#### WHAT YOU HAVE TO DO:
From the entries that follow, gather each line holding the word "Room".

═══ SOURCE DATA ═══

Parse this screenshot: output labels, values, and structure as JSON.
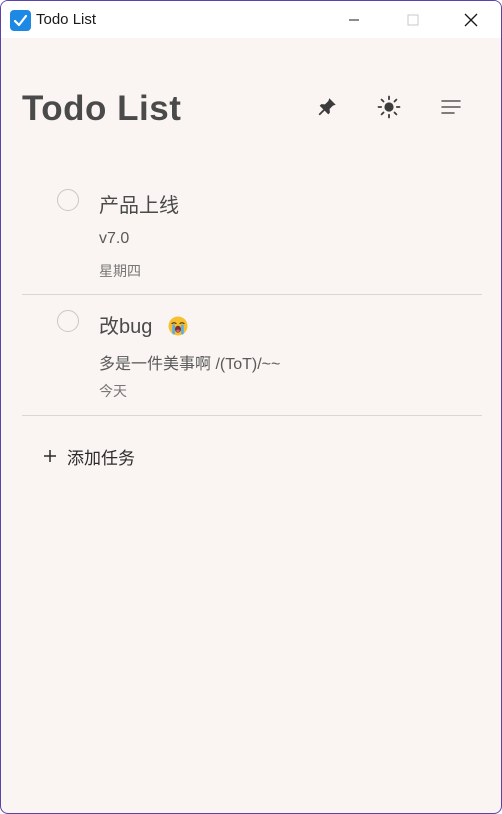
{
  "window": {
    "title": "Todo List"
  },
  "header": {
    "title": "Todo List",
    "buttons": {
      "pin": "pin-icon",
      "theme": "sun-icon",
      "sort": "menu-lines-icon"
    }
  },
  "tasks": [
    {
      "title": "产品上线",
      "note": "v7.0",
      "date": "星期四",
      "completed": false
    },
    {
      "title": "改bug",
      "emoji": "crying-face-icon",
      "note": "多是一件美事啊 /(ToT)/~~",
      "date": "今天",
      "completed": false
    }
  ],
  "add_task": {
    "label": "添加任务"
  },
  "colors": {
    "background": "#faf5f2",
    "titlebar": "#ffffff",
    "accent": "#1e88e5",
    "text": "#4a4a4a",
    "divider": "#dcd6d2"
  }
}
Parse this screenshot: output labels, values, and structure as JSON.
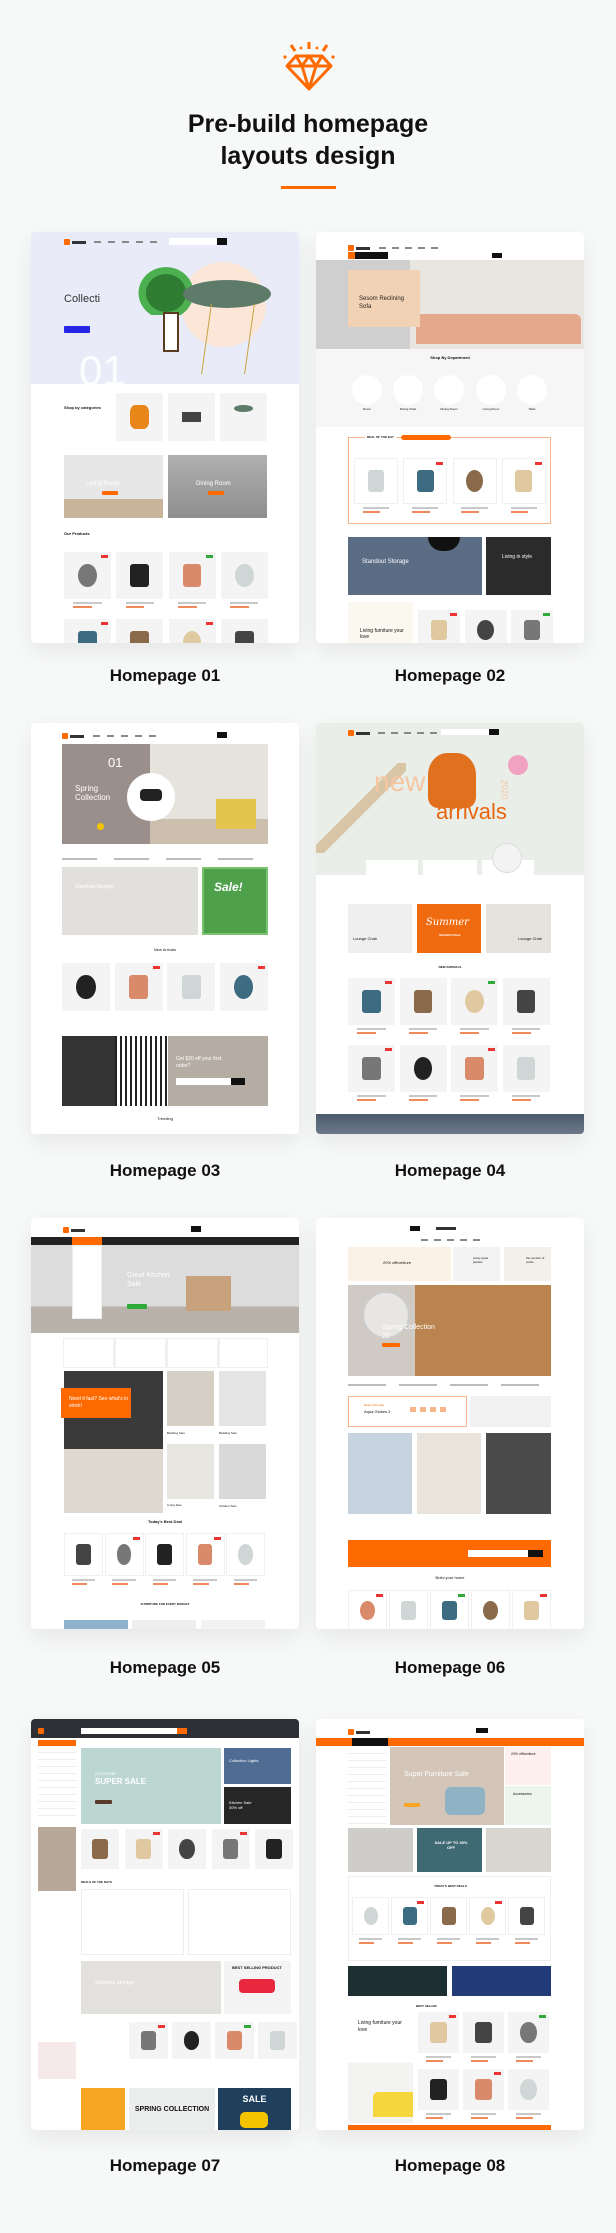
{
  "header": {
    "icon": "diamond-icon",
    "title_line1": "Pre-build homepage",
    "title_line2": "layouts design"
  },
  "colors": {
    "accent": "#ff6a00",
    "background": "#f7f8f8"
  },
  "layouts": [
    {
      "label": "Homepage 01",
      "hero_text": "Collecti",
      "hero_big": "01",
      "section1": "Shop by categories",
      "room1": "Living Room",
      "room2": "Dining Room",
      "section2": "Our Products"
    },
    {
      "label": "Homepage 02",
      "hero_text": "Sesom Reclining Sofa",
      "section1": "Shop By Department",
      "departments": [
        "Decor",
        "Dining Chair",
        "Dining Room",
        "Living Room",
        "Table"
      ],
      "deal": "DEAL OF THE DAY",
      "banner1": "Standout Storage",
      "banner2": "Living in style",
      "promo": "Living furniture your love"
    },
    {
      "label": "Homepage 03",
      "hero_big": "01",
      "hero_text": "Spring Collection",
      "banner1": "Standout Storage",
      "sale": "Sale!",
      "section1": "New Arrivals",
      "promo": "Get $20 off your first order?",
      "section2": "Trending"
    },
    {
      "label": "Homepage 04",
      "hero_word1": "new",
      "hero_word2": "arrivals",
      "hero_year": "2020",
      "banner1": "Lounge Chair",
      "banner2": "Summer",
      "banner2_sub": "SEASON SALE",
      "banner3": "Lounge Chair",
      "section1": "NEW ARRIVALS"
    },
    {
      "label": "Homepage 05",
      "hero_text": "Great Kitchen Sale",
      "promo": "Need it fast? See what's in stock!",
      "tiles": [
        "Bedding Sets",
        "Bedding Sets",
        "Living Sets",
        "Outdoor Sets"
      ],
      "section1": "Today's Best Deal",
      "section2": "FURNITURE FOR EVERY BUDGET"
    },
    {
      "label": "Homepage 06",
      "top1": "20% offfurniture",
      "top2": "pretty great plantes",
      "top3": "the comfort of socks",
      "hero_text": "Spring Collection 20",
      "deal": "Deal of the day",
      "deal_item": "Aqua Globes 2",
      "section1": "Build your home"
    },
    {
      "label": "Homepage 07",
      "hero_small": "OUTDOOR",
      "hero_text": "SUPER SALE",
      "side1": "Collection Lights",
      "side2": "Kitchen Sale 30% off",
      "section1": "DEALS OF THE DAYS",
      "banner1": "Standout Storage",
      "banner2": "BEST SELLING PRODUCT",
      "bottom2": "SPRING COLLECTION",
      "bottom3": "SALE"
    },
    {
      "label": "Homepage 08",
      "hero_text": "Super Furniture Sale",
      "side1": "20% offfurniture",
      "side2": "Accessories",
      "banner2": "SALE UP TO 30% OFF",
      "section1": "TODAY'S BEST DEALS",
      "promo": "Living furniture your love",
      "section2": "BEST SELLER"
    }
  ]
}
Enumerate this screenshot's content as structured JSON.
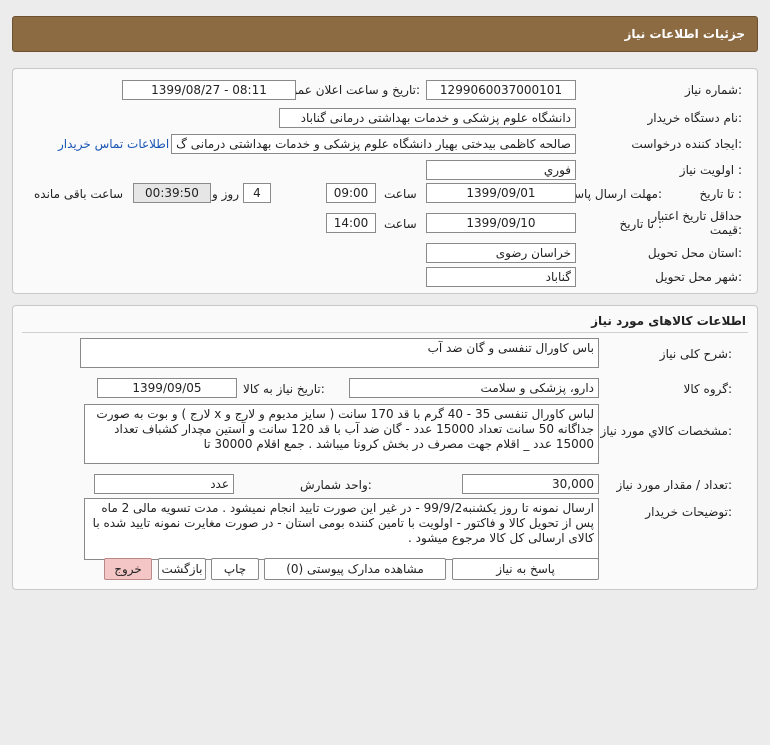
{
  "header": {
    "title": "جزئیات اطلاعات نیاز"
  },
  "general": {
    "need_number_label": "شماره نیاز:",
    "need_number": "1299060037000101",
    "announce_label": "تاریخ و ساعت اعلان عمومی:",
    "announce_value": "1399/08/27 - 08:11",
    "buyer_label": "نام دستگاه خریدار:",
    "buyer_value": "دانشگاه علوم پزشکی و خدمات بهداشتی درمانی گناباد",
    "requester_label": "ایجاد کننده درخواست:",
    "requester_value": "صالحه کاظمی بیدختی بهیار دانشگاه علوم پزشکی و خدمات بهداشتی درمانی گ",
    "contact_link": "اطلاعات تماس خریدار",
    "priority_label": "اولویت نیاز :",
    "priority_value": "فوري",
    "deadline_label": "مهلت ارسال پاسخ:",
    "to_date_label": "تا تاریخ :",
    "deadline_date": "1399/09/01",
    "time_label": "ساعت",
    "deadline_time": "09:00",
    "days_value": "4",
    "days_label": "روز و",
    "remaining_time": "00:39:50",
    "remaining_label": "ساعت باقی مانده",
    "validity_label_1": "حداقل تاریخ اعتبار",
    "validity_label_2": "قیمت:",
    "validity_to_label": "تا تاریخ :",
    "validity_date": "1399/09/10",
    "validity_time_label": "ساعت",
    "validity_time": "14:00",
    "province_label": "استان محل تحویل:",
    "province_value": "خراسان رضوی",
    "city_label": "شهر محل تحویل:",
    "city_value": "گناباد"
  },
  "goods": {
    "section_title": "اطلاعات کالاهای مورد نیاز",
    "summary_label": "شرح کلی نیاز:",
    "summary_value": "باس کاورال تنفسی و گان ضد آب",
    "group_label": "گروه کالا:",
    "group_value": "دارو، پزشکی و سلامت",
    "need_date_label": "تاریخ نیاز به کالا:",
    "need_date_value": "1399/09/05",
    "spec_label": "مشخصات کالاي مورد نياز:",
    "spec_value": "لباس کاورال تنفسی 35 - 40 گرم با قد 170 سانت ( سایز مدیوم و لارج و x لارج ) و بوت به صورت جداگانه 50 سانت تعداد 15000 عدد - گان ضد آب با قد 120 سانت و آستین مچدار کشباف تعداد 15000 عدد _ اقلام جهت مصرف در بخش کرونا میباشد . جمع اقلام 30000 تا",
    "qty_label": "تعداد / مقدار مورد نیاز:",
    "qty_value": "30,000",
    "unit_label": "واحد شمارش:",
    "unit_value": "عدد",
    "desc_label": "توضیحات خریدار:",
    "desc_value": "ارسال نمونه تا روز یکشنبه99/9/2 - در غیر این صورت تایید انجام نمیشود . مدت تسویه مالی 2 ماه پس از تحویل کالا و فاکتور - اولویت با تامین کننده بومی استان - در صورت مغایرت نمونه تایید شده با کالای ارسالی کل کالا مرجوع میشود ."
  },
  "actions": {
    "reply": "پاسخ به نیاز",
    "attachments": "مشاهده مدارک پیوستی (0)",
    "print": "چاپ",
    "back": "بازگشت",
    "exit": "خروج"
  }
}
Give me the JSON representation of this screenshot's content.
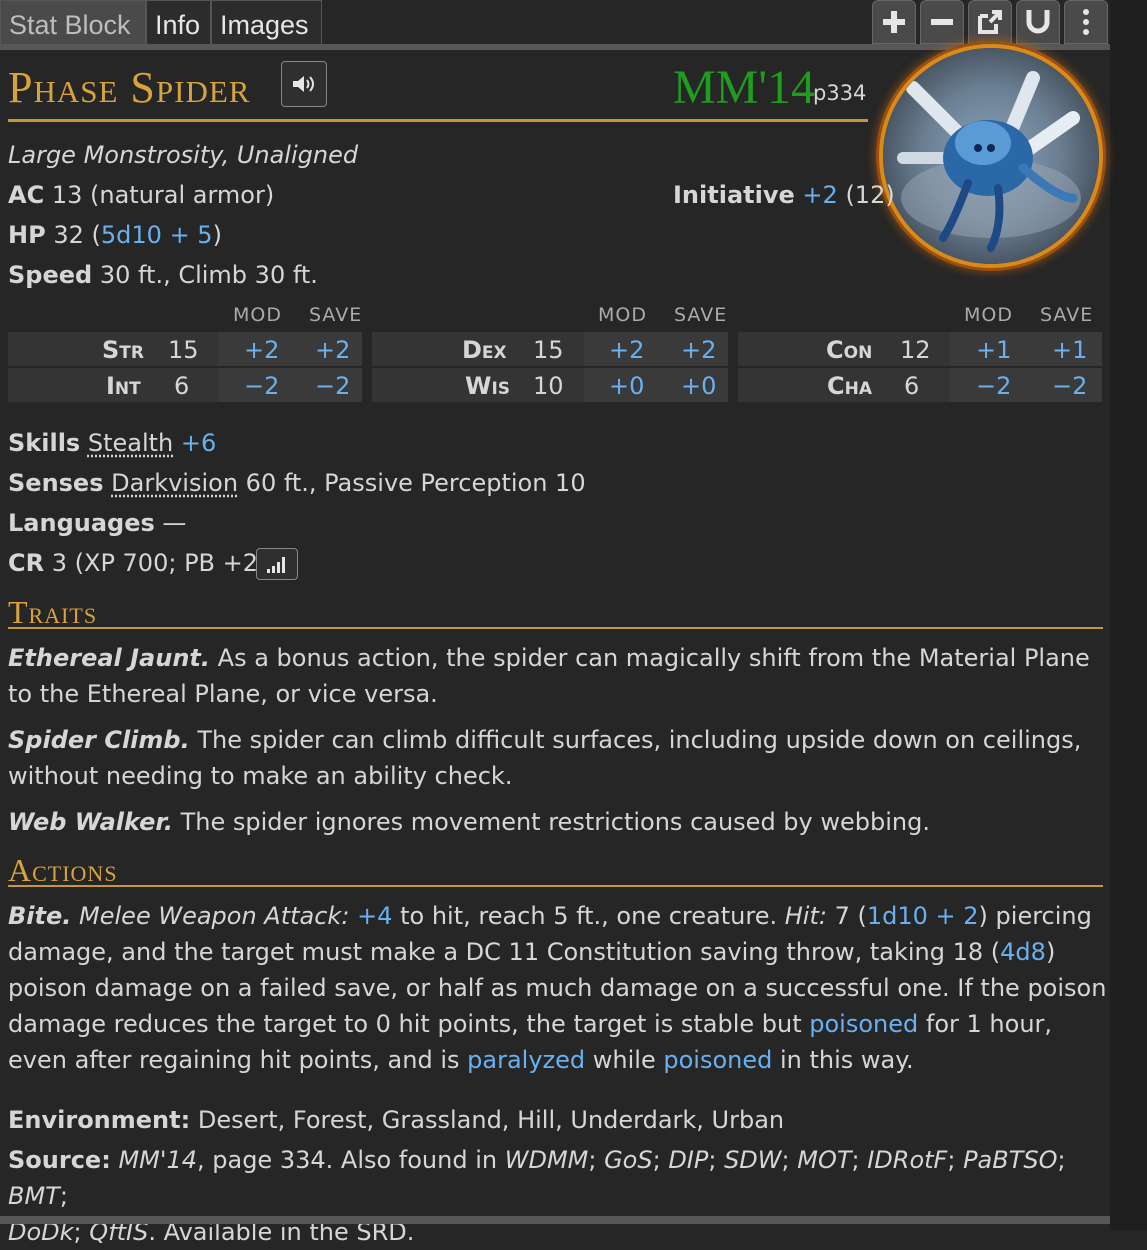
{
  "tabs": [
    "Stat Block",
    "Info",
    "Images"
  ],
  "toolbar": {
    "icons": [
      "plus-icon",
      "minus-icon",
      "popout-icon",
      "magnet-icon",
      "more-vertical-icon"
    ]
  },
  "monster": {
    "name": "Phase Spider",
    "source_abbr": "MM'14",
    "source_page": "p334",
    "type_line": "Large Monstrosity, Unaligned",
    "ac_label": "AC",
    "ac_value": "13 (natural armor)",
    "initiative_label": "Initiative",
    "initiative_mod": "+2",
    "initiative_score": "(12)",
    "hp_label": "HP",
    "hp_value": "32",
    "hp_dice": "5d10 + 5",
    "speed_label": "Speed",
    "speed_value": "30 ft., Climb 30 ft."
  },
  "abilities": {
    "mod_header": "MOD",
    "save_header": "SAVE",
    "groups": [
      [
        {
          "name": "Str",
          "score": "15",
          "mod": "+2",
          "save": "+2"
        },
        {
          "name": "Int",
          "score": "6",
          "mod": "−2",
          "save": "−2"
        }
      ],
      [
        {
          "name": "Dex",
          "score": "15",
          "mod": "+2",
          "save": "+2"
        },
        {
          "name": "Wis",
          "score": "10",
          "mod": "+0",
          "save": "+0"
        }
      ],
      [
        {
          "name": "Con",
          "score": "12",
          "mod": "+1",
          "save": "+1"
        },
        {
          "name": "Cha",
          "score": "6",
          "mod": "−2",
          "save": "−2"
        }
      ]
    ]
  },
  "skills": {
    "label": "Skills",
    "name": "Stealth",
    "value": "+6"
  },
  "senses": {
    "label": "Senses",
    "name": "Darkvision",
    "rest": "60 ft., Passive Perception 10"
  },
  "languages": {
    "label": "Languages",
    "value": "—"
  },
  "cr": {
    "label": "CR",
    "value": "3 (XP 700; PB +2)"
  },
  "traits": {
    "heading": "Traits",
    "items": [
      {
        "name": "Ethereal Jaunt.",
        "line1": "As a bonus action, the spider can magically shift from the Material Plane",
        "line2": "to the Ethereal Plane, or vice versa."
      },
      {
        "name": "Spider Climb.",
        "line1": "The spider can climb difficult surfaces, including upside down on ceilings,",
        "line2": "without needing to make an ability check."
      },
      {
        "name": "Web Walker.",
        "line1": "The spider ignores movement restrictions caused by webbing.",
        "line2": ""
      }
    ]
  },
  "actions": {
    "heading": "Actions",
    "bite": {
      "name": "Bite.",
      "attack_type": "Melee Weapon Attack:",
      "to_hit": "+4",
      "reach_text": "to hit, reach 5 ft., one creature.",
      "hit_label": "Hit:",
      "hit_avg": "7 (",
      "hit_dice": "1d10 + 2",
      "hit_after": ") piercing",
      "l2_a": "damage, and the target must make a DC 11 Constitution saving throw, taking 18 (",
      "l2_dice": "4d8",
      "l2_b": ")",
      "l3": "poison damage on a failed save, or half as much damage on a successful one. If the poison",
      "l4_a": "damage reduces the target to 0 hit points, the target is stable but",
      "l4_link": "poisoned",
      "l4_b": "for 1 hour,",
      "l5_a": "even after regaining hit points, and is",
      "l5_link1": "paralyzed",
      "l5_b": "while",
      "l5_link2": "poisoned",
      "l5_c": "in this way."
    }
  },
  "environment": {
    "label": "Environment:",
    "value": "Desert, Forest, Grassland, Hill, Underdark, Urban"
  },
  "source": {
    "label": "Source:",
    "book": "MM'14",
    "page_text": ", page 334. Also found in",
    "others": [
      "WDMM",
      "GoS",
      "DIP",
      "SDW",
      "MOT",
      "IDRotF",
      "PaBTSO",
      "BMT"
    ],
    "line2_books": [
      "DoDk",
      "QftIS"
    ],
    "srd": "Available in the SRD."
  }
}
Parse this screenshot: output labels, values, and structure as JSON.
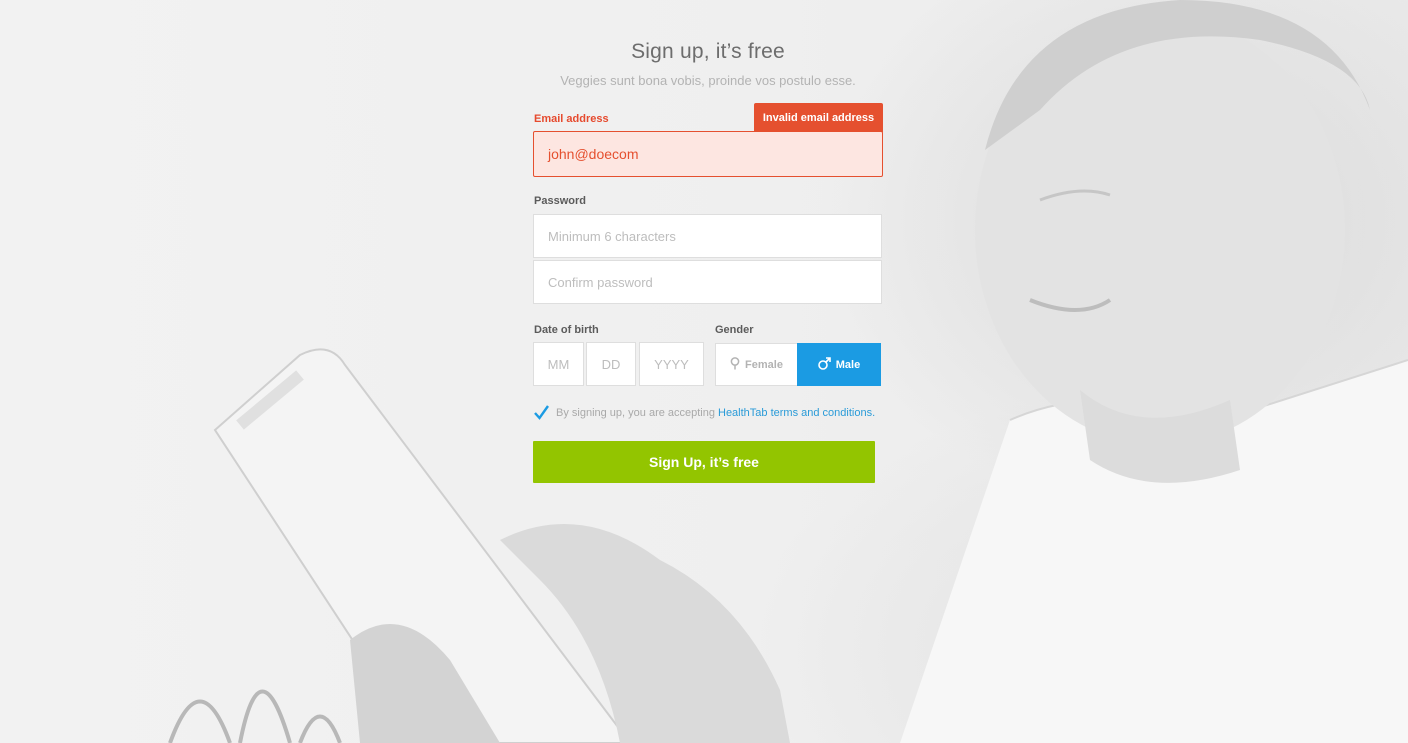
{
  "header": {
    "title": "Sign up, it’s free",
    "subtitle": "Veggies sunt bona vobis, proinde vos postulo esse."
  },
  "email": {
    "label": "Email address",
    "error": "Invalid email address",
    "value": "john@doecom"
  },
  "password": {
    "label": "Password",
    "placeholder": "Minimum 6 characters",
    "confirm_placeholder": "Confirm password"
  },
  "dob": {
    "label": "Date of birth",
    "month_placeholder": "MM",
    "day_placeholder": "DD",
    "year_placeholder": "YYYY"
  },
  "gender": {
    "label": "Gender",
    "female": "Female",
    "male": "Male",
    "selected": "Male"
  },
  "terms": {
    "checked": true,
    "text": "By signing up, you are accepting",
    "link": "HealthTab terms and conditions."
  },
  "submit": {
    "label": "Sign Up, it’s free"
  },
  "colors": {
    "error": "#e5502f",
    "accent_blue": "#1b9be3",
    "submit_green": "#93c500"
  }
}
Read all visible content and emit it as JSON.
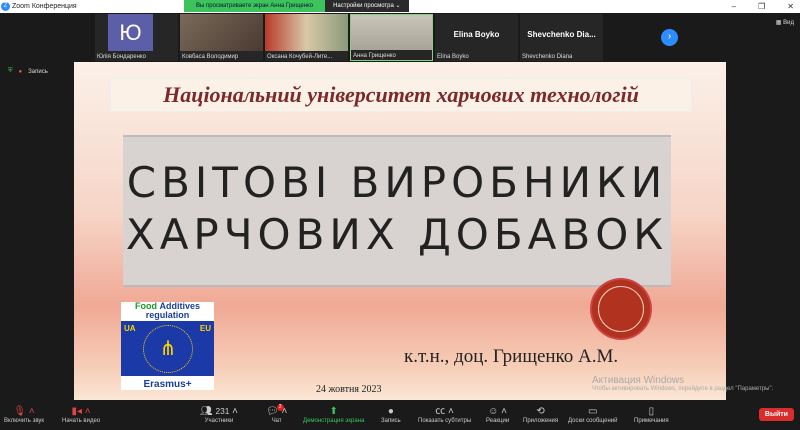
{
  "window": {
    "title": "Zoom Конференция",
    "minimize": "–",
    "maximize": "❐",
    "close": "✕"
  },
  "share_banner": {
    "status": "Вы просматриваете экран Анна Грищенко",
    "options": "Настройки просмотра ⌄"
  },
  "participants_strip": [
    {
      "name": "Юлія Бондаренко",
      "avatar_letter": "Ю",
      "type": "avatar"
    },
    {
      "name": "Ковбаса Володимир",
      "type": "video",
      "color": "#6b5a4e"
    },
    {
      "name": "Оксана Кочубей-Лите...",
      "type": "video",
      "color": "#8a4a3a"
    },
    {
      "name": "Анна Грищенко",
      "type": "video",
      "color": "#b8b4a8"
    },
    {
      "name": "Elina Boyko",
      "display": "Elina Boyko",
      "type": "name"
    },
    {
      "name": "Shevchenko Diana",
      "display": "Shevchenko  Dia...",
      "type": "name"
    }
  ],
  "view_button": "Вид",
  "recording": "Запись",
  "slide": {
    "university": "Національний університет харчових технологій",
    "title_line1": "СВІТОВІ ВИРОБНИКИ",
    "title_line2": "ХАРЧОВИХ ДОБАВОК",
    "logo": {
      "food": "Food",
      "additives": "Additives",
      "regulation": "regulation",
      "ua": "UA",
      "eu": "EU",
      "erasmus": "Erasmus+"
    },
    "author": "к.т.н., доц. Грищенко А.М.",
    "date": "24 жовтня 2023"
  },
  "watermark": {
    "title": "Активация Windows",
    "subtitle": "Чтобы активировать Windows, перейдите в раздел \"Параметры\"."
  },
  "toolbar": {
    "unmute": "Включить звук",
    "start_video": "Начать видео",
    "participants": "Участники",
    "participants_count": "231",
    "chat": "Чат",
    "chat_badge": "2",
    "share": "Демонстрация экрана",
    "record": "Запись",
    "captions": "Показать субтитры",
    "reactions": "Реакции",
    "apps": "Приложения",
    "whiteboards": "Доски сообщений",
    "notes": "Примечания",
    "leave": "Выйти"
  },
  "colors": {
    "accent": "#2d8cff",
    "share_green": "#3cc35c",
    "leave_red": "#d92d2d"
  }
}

═══

#### RESPONSE TO THIS EXERCISE:
      "room1": "Living Room",
      "room2": "Dining Room",
        "Dining Room",
        "Living Room",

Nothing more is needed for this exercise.